+++ Provided data

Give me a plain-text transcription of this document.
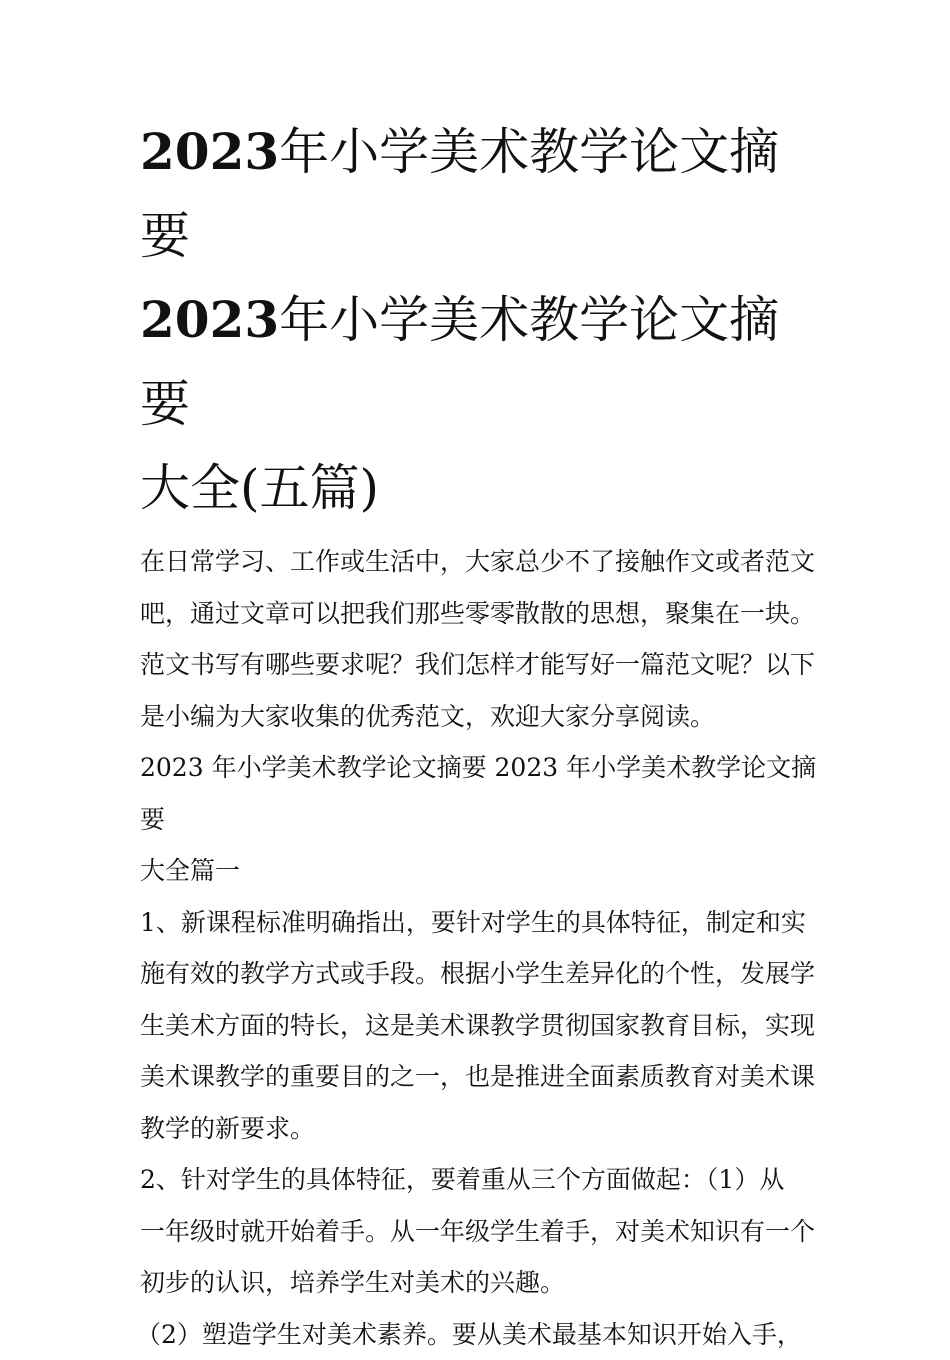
2023年小学美术教学论文摘要
2023年小学美术教学论文摘要
大全(五篇)

在日常学习、工作或生活中，大家总少不了接触作文或者范文
吧，通过文章可以把我们那些零零散散的思想，聚集在一块。
范文书写有哪些要求呢？我们怎样才能写好一篇范文呢？以下
是小编为大家收集的优秀范文，欢迎大家分享阅读。

2023 年小学美术教学论文摘要 2023 年小学美术教学论文摘要
大全篇一

1、新课程标准明确指出，要针对学生的具体特征，制定和实
施有效的教学方式或手段。根据小学生差异化的个性，发展学
生美术方面的特长，这是美术课教学贯彻国家教育目标，实现
美术课教学的重要目的之一，也是推进全面素质教育对美术课
教学的新要求。

2、针对学生的具体特征，要着重从三个方面做起：（1）从
一年级时就开始着手。从一年级学生着手，对美术知识有一个
初步的认识，培养学生对美术的兴趣。

（2）塑造学生对美术素养。要从美术最基本知识开始入手，
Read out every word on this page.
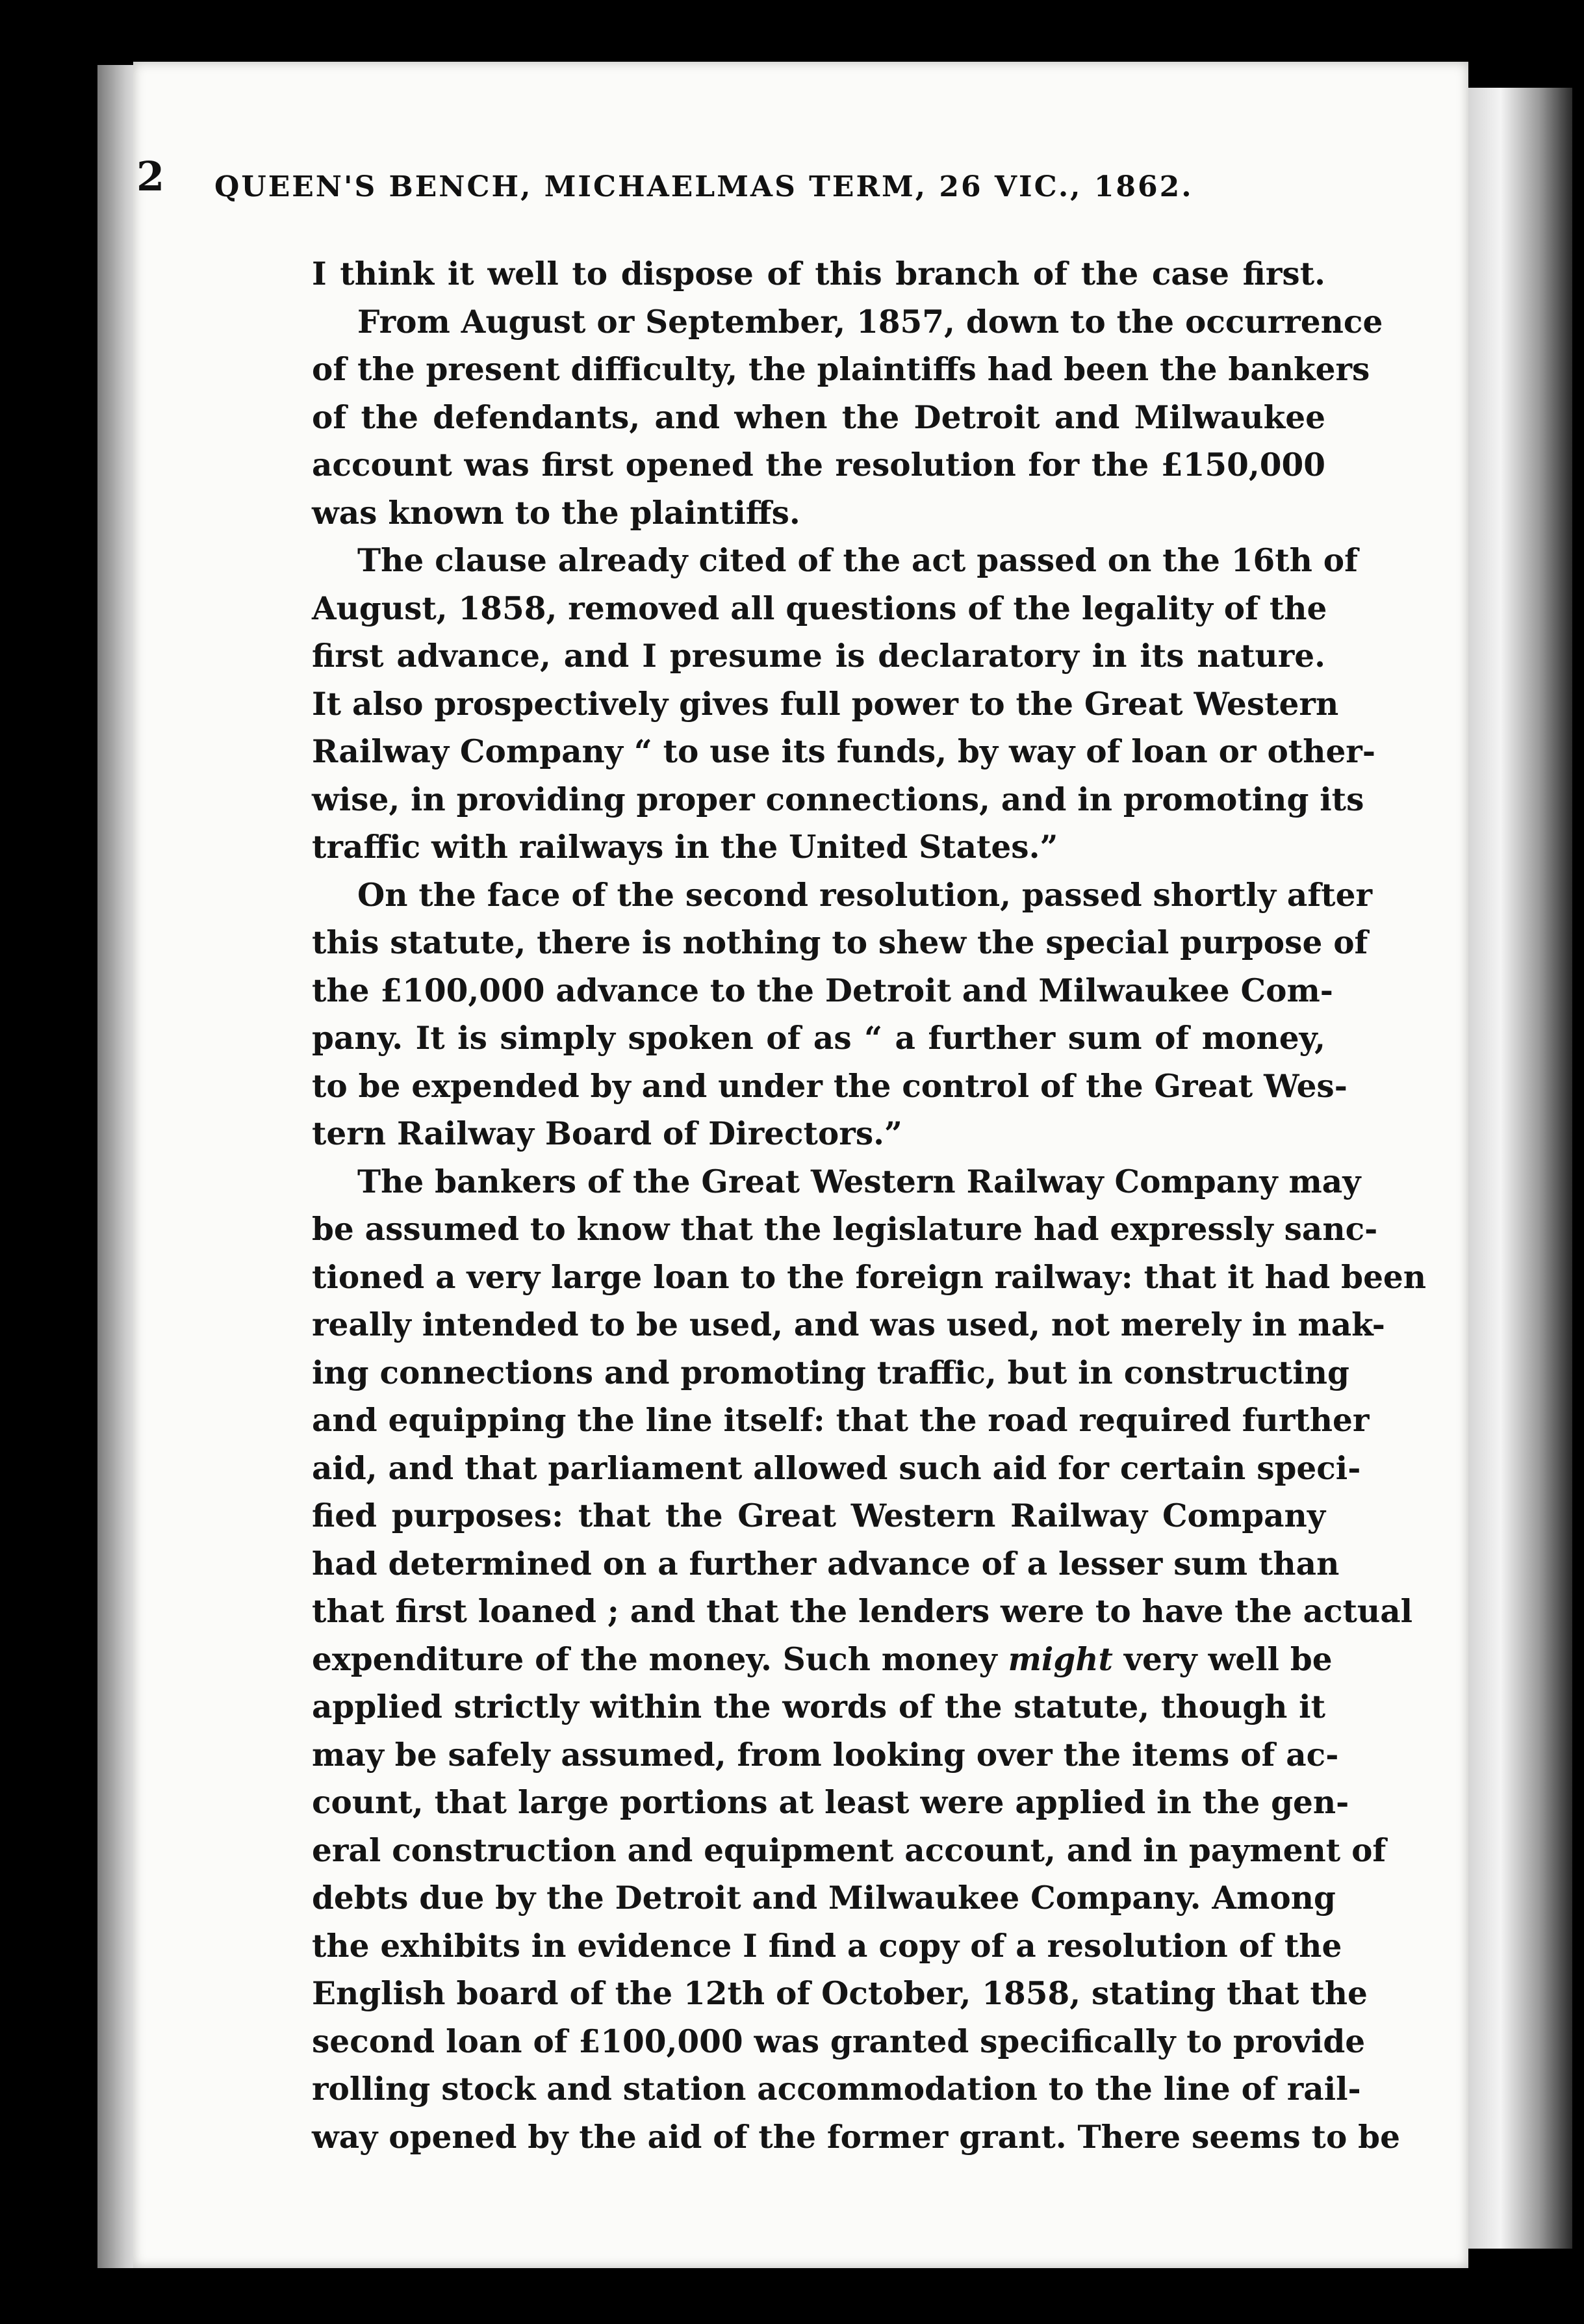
2 QUEEN'S BENCH, MICHAELMAS TERM, 26 VIC., 1862.
I think it well to dispose of this branch of the case first.
From August or September, 1857, down to the occurrence
of the present difficulty, the plaintiffs had been the bankers
of the defendants, and when the Detroit and Milwaukee
account was first opened the resolution for the £150,000
was known to the plaintiffs.
The clause already cited of the act passed on the 16th of
August, 1858, removed all questions of the legality of the
first advance, and I presume is declaratory in its nature.
It also prospectively gives full power to the Great Western
Railway Company “ to use its funds, by way of loan or other-
wise, in providing proper connections, and in promoting its
traffic with railways in the United States.”
On the face of the second resolution, passed shortly after
this statute, there is nothing to shew the special purpose of
the £100,000 advance to the Detroit and Milwaukee Com-
pany. It is simply spoken of as “ a further sum of money,
to be expended by and under the control of the Great Wes-
tern Railway Board of Directors.”
The bankers of the Great Western Railway Company may
be assumed to know that the legislature had expressly sanc-
tioned a very large loan to the foreign railway: that it had been
really intended to be used, and was used, not merely in mak-
ing connections and promoting traffic, but in constructing
and equipping the line itself: that the road required further
aid, and that parliament allowed such aid for certain speci-
fied purposes: that the Great Western Railway Company
had determined on a further advance of a lesser sum than
that first loaned ; and that the lenders were to have the actual
expenditure of the money. Such money might very well be
applied strictly within the words of the statute, though it
may be safely assumed, from looking over the items of ac-
count, that large portions at least were applied in the gen-
eral construction and equipment account, and in payment of
debts due by the Detroit and Milwaukee Company. Among
the exhibits in evidence I find a copy of a resolution of the
English board of the 12th of October, 1858, stating that the
second loan of £100,000 was granted specifically to provide
rolling stock and station accommodation to the line of rail-
way opened by the aid of the former grant. There seems to be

++++++

### Task instructions
Repeat every record above exactly, but leave out any pictures.

### Solution
Give me a plain-text transcription of this document.
2023年小学美术教学论文摘要
2023年小学美术教学论文摘要
大全(五篇)

在日常学习、工作或生活中，大家总少不了接触作文或者范文
吧，通过文章可以把我们那些零零散散的思想，聚集在一块。
范文书写有哪些要求呢？我们怎样才能写好一篇范文呢？以下
是小编为大家收集的优秀范文，欢迎大家分享阅读。

2023 年小学美术教学论文摘要 2023 年小学美术教学论文摘要
大全篇一

1、新课程标准明确指出，要针对学生的具体特征，制定和实
施有效的教学方式或手段。根据小学生差异化的个性，发展学
生美术方面的特长，这是美术课教学贯彻国家教育目标，实现
美术课教学的重要目的之一，也是推进全面素质教育对美术课
教学的新要求。

2、针对学生的具体特征，要着重从三个方面做起：（1）从
一年级时就开始着手。从一年级学生着手，对美术知识有一个
初步的认识，培养学生对美术的兴趣。

（2）塑造学生对美术素养。要从美术最基本知识开始入手，
Read out every word on this page.
2 QUEEN'S BENCH, MICHAELMAS TERM, 26 VIC., 1862.
I think it well to dispose of this branch of the case first.
From August or September, 1857, down to the occurrence
of the present difficulty, the plaintiffs had been the bankers
of the defendants, and when the Detroit and Milwaukee
account was first opened the resolution for the £150,000
was known to the plaintiffs.
The clause already cited of the act passed on the 16th of
August, 1858, removed all questions of the legality of the
first advance, and I presume is declaratory in its nature.
It also prospectively gives full power to the Great Western
Railway Company “ to use its funds, by way of loan or other-
wise, in providing proper connections, and in promoting its
traffic with railways in the United States.”
On the face of the second resolution, passed shortly after
this statute, there is nothing to shew the special purpose of
the £100,000 advance to the Detroit and Milwaukee Com-
pany. It is simply spoken of as “ a further sum of money,
to be expended by and under the control of the Great Wes-
tern Railway Board of Directors.”
The bankers of the Great Western Railway Company may
be assumed to know that the legislature had expressly sanc-
tioned a very large loan to the foreign railway: that it had been
really intended to be used, and was used, not merely in mak-
ing connections and promoting traffic, but in constructing
and equipping the line itself: that the road required further
aid, and that parliament allowed such aid for certain speci-
fied purposes: that the Great Western Railway Company
had determined on a further advance of a lesser sum than
that first loaned ; and that the lenders were to have the actual
expenditure of the money. Such money might very well be
applied strictly within the words of the statute, though it
may be safely assumed, from looking over the items of ac-
count, that large portions at least were applied in the gen-
eral construction and equipment account, and in payment of
debts due by the Detroit and Milwaukee Company. Among
the exhibits in evidence I find a copy of a resolution of the
English board of the 12th of October, 1858, stating that the
second loan of £100,000 was granted specifically to provide
rolling stock and station accommodation to the line of rail-
way opened by the aid of the former grant. There seems to be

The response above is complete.